EXERCISE |
From the entries below, copy out every line with "Dendritic" in it.

[Dataset records]

★ ★ ★ ★ ★ ★ ★

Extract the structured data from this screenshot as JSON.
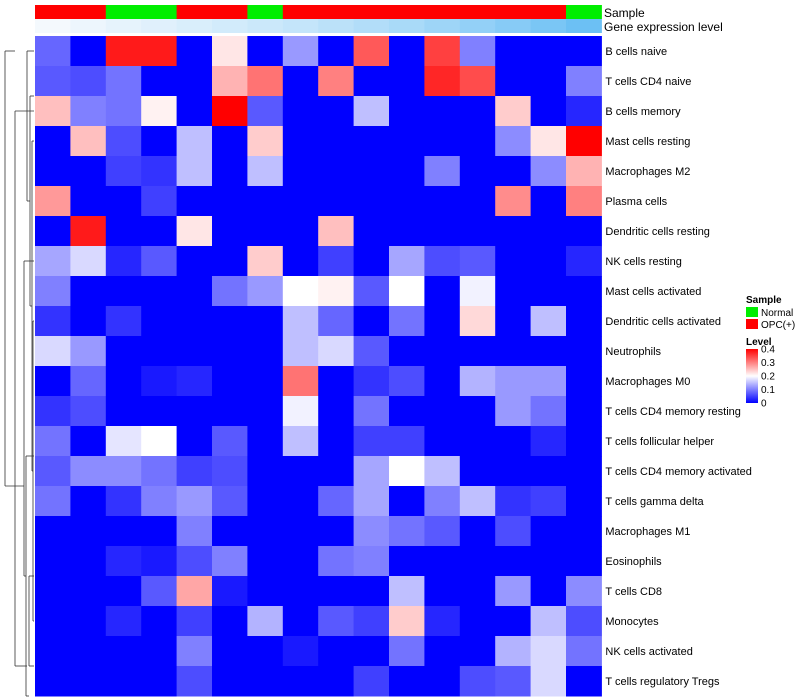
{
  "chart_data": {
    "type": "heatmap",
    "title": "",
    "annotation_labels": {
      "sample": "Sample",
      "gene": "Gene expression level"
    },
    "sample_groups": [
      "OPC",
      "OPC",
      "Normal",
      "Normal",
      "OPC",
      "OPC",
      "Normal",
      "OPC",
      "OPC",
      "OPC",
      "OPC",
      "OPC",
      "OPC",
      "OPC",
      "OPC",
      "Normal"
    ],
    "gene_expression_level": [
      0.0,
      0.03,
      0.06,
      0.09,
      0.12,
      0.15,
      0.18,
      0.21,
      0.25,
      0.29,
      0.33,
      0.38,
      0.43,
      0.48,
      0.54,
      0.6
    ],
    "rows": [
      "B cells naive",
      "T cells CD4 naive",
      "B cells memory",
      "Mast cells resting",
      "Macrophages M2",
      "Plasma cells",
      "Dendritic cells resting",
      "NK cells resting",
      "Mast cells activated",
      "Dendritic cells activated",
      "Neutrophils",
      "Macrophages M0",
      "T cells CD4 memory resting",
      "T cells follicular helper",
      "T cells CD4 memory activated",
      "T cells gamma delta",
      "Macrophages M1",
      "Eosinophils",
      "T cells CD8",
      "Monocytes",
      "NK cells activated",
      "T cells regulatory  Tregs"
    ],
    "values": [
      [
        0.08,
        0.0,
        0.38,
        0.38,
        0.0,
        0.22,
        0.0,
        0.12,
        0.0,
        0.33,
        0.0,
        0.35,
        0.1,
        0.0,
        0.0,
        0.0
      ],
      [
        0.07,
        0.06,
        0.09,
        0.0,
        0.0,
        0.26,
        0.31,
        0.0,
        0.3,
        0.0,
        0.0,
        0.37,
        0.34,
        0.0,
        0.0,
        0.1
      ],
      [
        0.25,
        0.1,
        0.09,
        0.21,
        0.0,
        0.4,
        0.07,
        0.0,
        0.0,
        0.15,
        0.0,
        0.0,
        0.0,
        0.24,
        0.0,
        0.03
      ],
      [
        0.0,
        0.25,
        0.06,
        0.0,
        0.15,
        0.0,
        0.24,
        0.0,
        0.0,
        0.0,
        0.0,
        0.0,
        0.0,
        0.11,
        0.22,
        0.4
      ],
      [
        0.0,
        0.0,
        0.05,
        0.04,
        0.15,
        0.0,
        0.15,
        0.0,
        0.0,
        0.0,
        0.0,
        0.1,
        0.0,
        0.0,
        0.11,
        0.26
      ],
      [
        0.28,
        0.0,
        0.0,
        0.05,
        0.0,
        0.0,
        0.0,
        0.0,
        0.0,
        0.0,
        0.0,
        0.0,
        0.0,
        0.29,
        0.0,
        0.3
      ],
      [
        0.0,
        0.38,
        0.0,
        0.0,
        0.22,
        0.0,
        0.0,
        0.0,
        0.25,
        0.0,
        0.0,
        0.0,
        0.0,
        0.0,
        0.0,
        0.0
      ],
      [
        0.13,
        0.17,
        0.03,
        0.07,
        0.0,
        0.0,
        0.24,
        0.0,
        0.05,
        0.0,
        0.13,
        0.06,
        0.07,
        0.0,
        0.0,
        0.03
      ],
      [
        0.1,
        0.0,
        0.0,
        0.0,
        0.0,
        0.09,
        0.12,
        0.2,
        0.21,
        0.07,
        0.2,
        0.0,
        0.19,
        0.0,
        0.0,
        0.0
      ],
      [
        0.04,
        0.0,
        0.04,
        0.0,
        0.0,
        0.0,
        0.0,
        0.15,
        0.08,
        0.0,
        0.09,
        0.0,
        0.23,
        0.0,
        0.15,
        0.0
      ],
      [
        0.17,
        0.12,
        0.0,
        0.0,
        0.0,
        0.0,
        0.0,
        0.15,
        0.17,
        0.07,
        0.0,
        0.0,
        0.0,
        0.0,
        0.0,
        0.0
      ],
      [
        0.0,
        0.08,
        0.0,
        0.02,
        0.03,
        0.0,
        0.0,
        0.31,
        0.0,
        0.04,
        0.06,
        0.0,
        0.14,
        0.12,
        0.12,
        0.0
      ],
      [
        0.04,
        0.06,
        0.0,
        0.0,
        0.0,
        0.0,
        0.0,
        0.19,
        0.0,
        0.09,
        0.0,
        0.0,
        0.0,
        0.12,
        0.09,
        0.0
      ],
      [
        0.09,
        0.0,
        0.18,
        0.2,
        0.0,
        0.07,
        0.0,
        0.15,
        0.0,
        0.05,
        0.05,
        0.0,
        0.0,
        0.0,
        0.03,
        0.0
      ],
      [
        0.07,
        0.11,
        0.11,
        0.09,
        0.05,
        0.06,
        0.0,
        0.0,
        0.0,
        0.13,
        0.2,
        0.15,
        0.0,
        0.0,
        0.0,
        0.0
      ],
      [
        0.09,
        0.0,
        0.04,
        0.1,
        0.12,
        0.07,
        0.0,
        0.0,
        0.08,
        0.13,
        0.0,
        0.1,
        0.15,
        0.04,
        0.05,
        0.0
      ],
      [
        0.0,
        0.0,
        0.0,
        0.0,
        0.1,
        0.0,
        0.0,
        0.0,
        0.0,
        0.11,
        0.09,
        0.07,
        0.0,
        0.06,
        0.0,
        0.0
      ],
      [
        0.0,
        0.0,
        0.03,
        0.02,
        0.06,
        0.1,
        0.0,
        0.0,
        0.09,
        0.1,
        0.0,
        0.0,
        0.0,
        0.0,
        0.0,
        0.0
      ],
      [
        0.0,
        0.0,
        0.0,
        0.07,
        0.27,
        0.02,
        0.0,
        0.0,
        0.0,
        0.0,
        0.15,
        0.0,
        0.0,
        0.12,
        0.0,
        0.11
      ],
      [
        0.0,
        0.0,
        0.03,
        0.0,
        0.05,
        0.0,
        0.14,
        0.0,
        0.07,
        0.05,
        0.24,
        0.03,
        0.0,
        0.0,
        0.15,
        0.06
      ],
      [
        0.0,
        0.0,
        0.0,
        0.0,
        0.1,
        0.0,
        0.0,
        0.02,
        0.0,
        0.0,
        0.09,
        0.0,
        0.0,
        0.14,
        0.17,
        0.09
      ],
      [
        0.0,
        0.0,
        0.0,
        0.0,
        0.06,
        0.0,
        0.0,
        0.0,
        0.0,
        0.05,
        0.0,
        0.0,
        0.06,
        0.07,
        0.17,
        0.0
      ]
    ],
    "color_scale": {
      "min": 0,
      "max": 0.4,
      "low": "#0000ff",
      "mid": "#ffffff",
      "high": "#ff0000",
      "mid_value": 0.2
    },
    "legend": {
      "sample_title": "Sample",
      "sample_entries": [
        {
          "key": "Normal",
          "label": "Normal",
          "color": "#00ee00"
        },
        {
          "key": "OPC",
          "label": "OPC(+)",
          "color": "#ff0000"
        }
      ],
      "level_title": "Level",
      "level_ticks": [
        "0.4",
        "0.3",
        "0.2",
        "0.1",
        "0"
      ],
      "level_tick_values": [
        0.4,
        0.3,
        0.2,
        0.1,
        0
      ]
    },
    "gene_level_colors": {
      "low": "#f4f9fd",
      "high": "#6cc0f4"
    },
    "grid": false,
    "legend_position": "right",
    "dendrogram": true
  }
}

★ ★ ★ ★ ★ ★ ★

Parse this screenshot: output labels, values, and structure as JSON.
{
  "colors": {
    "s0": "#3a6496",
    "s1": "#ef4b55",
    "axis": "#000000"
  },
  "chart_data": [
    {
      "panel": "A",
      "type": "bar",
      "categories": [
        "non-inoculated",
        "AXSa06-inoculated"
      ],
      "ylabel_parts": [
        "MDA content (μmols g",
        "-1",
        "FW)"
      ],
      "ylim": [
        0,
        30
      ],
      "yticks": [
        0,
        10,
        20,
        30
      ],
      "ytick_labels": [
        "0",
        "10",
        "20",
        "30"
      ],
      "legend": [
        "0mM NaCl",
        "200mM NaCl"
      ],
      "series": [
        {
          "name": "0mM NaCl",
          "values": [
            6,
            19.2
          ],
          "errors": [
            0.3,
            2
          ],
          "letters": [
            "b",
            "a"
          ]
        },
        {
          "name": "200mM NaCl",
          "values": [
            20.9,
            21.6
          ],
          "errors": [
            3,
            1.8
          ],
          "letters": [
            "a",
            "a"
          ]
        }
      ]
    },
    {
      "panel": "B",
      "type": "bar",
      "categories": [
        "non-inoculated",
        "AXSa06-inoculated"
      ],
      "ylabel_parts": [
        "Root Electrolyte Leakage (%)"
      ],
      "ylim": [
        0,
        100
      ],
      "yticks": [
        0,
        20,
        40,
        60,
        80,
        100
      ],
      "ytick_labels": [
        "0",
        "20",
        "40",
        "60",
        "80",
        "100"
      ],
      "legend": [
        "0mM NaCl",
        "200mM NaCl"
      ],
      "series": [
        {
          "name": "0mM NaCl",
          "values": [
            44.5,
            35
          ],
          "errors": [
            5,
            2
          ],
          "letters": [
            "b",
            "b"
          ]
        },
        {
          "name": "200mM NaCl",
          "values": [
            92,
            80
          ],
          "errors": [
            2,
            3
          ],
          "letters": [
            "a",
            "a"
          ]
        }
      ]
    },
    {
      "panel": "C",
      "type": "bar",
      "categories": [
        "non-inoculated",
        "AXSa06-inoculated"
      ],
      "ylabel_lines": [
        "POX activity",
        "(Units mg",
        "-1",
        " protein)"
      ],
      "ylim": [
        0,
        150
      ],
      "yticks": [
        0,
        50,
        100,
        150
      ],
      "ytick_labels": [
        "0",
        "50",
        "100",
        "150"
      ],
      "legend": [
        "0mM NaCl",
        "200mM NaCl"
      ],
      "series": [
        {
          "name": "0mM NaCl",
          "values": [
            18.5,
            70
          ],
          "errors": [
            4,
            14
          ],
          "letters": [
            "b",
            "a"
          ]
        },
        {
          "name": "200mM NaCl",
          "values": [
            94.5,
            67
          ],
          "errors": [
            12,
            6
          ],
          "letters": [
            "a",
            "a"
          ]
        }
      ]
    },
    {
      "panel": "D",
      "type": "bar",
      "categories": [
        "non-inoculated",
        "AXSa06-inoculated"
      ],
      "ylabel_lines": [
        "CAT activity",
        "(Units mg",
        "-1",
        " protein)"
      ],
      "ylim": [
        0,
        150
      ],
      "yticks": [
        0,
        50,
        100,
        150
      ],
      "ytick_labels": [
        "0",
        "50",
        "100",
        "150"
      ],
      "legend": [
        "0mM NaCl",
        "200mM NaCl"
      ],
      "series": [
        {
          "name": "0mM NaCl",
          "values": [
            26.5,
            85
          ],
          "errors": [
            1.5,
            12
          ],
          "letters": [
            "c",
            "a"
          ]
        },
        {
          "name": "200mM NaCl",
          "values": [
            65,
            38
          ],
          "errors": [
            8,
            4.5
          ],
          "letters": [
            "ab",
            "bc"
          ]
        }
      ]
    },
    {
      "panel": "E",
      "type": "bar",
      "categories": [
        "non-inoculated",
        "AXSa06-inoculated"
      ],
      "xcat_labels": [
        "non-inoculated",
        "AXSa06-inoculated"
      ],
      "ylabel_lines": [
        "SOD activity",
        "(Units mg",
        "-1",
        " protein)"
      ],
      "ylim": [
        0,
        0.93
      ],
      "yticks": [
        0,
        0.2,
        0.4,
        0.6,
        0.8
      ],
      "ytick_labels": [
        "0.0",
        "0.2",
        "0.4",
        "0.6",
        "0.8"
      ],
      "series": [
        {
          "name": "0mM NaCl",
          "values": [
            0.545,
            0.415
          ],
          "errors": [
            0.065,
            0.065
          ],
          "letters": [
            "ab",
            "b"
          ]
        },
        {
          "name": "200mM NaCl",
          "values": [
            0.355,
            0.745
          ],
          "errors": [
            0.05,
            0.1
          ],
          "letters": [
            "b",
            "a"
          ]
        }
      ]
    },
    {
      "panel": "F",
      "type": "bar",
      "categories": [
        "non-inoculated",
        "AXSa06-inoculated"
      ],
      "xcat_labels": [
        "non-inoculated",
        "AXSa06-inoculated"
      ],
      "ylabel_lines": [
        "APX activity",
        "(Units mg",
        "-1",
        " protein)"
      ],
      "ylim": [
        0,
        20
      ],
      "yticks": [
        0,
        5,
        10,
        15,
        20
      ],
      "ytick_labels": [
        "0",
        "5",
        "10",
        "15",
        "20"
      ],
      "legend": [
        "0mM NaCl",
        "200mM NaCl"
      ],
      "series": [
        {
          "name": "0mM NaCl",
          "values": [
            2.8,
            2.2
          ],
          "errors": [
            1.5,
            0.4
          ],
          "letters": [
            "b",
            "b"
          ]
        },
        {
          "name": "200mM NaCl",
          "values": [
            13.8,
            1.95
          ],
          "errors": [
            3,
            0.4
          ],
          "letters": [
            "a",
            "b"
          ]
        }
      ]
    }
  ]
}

★ ★ ★ ★ ★ ★ ★

REPLY |
      "Dendritic cells resting",
      "Dendritic cells activated",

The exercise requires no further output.